* Input rows:
++++++++++

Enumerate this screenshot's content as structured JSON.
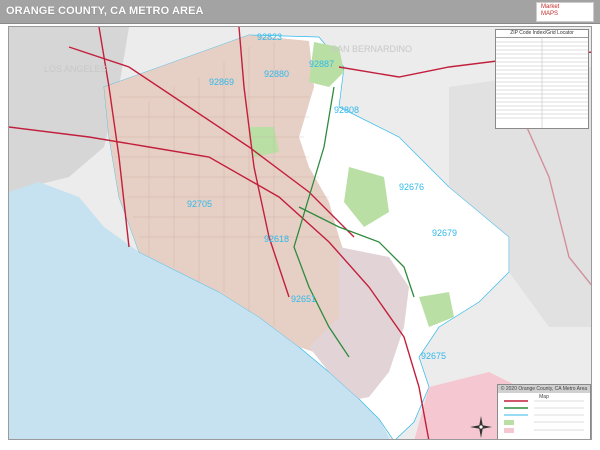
{
  "header": {
    "title": "ORANGE COUNTY, CA METRO AREA",
    "logo_text": "Market\nMAPS"
  },
  "map": {
    "zip_labels": [
      "92869",
      "92823",
      "92887",
      "92880",
      "92808",
      "92676",
      "92679",
      "92705",
      "92618",
      "92651",
      "92675"
    ],
    "place_labels": [
      "LOS ANGELES",
      "SAN BERNARDINO"
    ]
  },
  "zip_index": {
    "heading": "ZIP Code Index/Grid Locator"
  },
  "legend": {
    "heading": "© 2020 Orange County, CA Metro Area Map"
  },
  "colors": {
    "header_bg": "#a3a3a3",
    "ocean": "#c6e2f0",
    "urban": "#e8d3c9",
    "county": "#ffffff",
    "outside": "#d2d2d2",
    "highway": "#c21f3c",
    "freeway_green": "#2e8b3e",
    "parks": "#b9dfa4",
    "zip_text": "#31b9ec"
  }
}
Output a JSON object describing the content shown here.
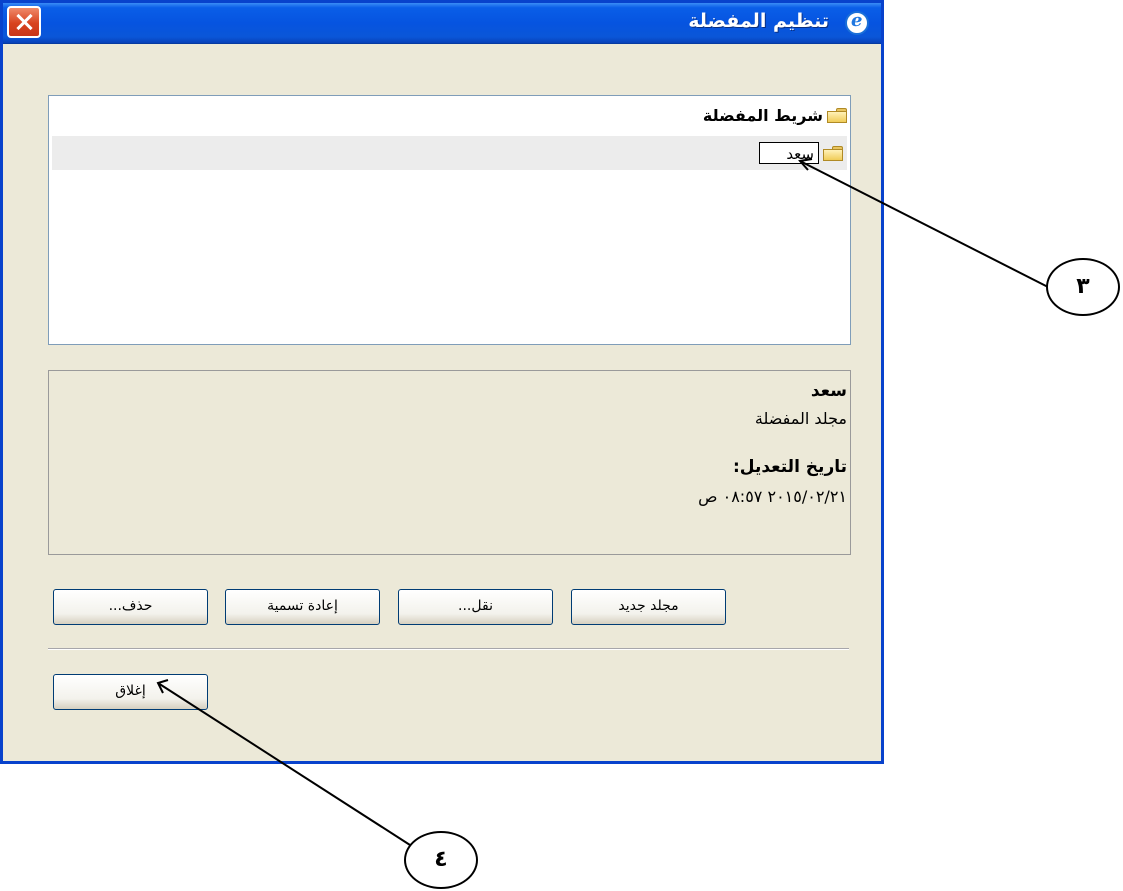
{
  "window": {
    "title": "تنظيم المفضلة"
  },
  "tree": {
    "root_label": "شريط المفضلة",
    "renaming_value": "سعد"
  },
  "details": {
    "name": "سعد",
    "type": "مجلد المفضلة",
    "modified_label": "تاريخ التعديل:",
    "modified_value": "٢٠١٥/٠٢/٢١ ٠٨:٥٧ ص"
  },
  "buttons": {
    "new_folder": "مجلد جديد",
    "move": "نقل...",
    "rename": "إعادة تسمية",
    "delete": "حذف...",
    "close": "إغلاق"
  },
  "annotations": {
    "callout_3": "٣",
    "callout_4": "٤"
  },
  "colors": {
    "titlebar": "#0654e0",
    "window_bg": "#ece9d8",
    "close_button": "#d8431f"
  }
}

++++++++++

* Exercise task: Write out all the entries exactly, except for the pictures.

* In response:
Enumerate this screenshot's content as structured JSON.
{
  "header": {
    "title": "ORANGE COUNTY, CA METRO AREA",
    "logo_text": "Market\nMAPS"
  },
  "map": {
    "zip_labels": [
      "92869",
      "92823",
      "92887",
      "92880",
      "92808",
      "92676",
      "92679",
      "92705",
      "92618",
      "92651",
      "92675"
    ],
    "place_labels": [
      "LOS ANGELES",
      "SAN BERNARDINO"
    ]
  },
  "zip_index": {
    "heading": "ZIP Code Index/Grid Locator"
  },
  "legend": {
    "heading": "© 2020 Orange County, CA Metro Area Map"
  },
  "colors": {
    "header_bg": "#a3a3a3",
    "ocean": "#c6e2f0",
    "urban": "#e8d3c9",
    "county": "#ffffff",
    "outside": "#d2d2d2",
    "highway": "#c21f3c",
    "freeway_green": "#2e8b3e",
    "parks": "#b9dfa4",
    "zip_text": "#31b9ec"
  }
}
Output a JSON object describing the content shown here.
{
  "window": {
    "title": "تنظيم المفضلة"
  },
  "tree": {
    "root_label": "شريط المفضلة",
    "renaming_value": "سعد"
  },
  "details": {
    "name": "سعد",
    "type": "مجلد المفضلة",
    "modified_label": "تاريخ التعديل:",
    "modified_value": "٢٠١٥/٠٢/٢١ ٠٨:٥٧ ص"
  },
  "buttons": {
    "new_folder": "مجلد جديد",
    "move": "نقل...",
    "rename": "إعادة تسمية",
    "delete": "حذف...",
    "close": "إغلاق"
  },
  "annotations": {
    "callout_3": "٣",
    "callout_4": "٤"
  },
  "colors": {
    "titlebar": "#0654e0",
    "window_bg": "#ece9d8",
    "close_button": "#d8431f"
  }
}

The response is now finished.